■ **EXERCISE BRIEF**
Count the lines below that contain the word "Restaurant". Give only the number.

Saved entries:
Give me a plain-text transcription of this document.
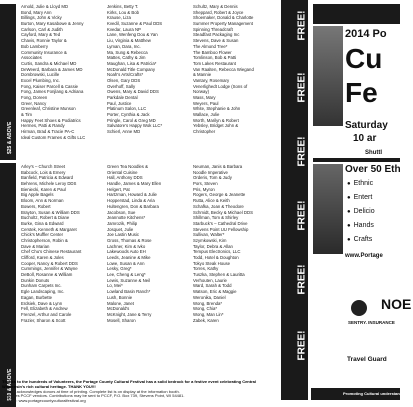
$25 & ABOVE
Arnold, Julie & Lloyd MD
Bond, Mary Ann
Billings, John & Vicky
Burton, Mary Kasabowe & Jenny
Carlson, Carl & Judith
Cayford, Mary & Ted
Chavis, Ronnie Taylor &
Bob Lamberry
Community Insurance &
Associates
Curtis, Sandra & Michael MD
DeWeerd, Barbara & James MD
Dombrowski, Lucille
Excel Plumbing, Inc.
Fong, Kaiser Parcell & Cassie
Fong, James Fonjlang & Adriana
Fong, Doreen
Greer, Nancy
Greenleaf, Christine Munson
& Tim
Happy Feet Shoes & Podiatrics
Hermes, Patti & Randy
Hirman, Brad & Tracie PA-C
Ideal Custom Frames & Gifts LLC
Jenkins, Betty T.
Kirks, Lou & Bob
Krause, Liza
Kvedil, Suzanne & Paul DDS
Kvedar, Laura NP
Lane, Wenfeng Dou & Yan
Liu, Virginia & Matthew
Lyman, Dara, Inc.
Ma, Sung & Rebecca
Mattes, Cathy & Jim
Maughan, Lisa & Patricia*
McDonald Title Company
Noah's Arts/Crafts*
Olsen, Gary DDS
Overhoff, Sally
Owens, Mary & David DDS
Parkdale Dental
Paul, Justice
Platinum Salon, LLC
Porter, Cynthia & Jack
Pringle, Carol & Greg MD
Salvatore's Happy Wok LLC*
Schierl, Anne MD
Schultz, Mary & Dennis
Sheppard, Robert & Joyce
Shoemaker, Donald & Charlotte
Summer Property Management
Spinning Threadcraft
Steadfast Packaging Inc
Stevens, Dave & Susan
The Almond Tree*
The Bamboo Flower
Tomlinson, Bob & Patti
Tom Lakes Restaurant
Van Raalten, Rebecca Wiegand
& Mannie
Vantary, Rosemary
Venerlighedt Lodge (Sons of
Norway)
Wass, Mary
Weyers, Paul
White, Stephanie & John
Wallace, Julie
Worth, Marilyn & Robert
Yebsley, Bridget John &
Christopher
$10 & ABOVE
Arley's – Church Street
Babcock, Lois & Emery
Banfield, Patricia & Edward
Behrens, Michele Leroy DDS
Bieniecki, Karen & Paul
Big Apple Bagels
Bloom, Ann & Norman
Bowers, Robert
Brayton, Susan & William DDS
Bucholtz, Robert & Diane
Burke, Gina & Edward
Cerstek, Kenneth & Margaret
Chick's Muffler Center
Christopherson, Robin &
Dave & Marian
Chef Chu's Chinese Restaurant
Clifford, Karen & Joles
Cooper, Nancy & Robert DDS
Cummings, Jennifer & Wayne
DeBoll, Rosanne & William
Dunkin Donuts
Dunham Carpets Inc.
Egle Landscaping, Inc.
Eagan, Burbette
Erdsiek, Dave & Lynn
Fell, Elizabeth & Andrew
Frenzel, Arthur and Carole
Frazier, Sharon & Scott
Green Tea Noodles &
Oriental Cuisine
Hall, Anthony DDS
Handle, James & Mary Ellen
Helgert, Pat
Hartzman, Howard & Julie
Hopperstad, Linda & Aria
Hultengren, Don & Barbara
Jacobson, Sue
Jeannotte Kitchens*
Jamrozik, Philip
Josquet, Julie
Joe Lastin Music
Gross, Thomas & Rose
Lachner, Kim & Ivko
Lakewoods Auto EH
Leeds, Jeanine & Mike
Lowe, Susan & Ann
Lesky, Greg*
Lee, Cheng & Leng*
Lewis, Suzanne & Neil
Lo, Mei*
Lowland Basin Ranch*
Lush, Bonnie
Malone, Janet
McDonald's
McKnight, Jane & Terry
Mosell, Sharon
Neuman, Janis & Barbara
Noodle Imperative
Orderis, Tom & Judy
Pors, Steven
Pris, Myron
Rogers, George & Jeanette
Rutta, Alice & Keith
Schafka, Joan & Theodore
Schmidt, Becky & Michael DDS
Shillman, Tom & Shirley
Starbuck's – Cathedral Drive
Stevens Point UU Fellowship
Sullivan, Walter*
Szymkowski, Kim
Taylor, Debra & Allan
Tempus Electronics, LLC
Todd, Hotel & Doughton
Tokyo Steak House
Torres, Kathy
Tuszka, Stephen & Lauritta
Verhouten, Laurie
Ward, Sarah & Todd
Watson, Eric & Maggie
Weronika, Daniel
Wong, Brenda*
Wong, Chia*
Wong, Man Lin*
Zabek, Karen

Thanks to the hundreds of Volunteers, the Portage County Cultural Festival has a solid bedrock for a festive event celebrating Central Wisconsin's rich cultural heritage. THANK YOU!!!

This list acknowledges donors at time of printing. Complete list is on display at the information booth.

* Denotes PCCF vendors. Contributions may be sent to PCCF, P.O. Box 739, Stevens Point, WI 54481.

Website: www.portagecountyculturalfestival.org

FREE!
FREE!
FREE!
FREE!
FREE!
FREE!
2014 Po
Cu
Fe
Saturday
10 ar
Shuttl
Over 50 Eth
● Ethnic
● Entert
● Delicio
● Hands
● Crafts
www.Portage
SENTRY. INSURANCE
NOE
Travel Guard
Promoting Cultural understanding in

■ **TASK OUTPUT**
2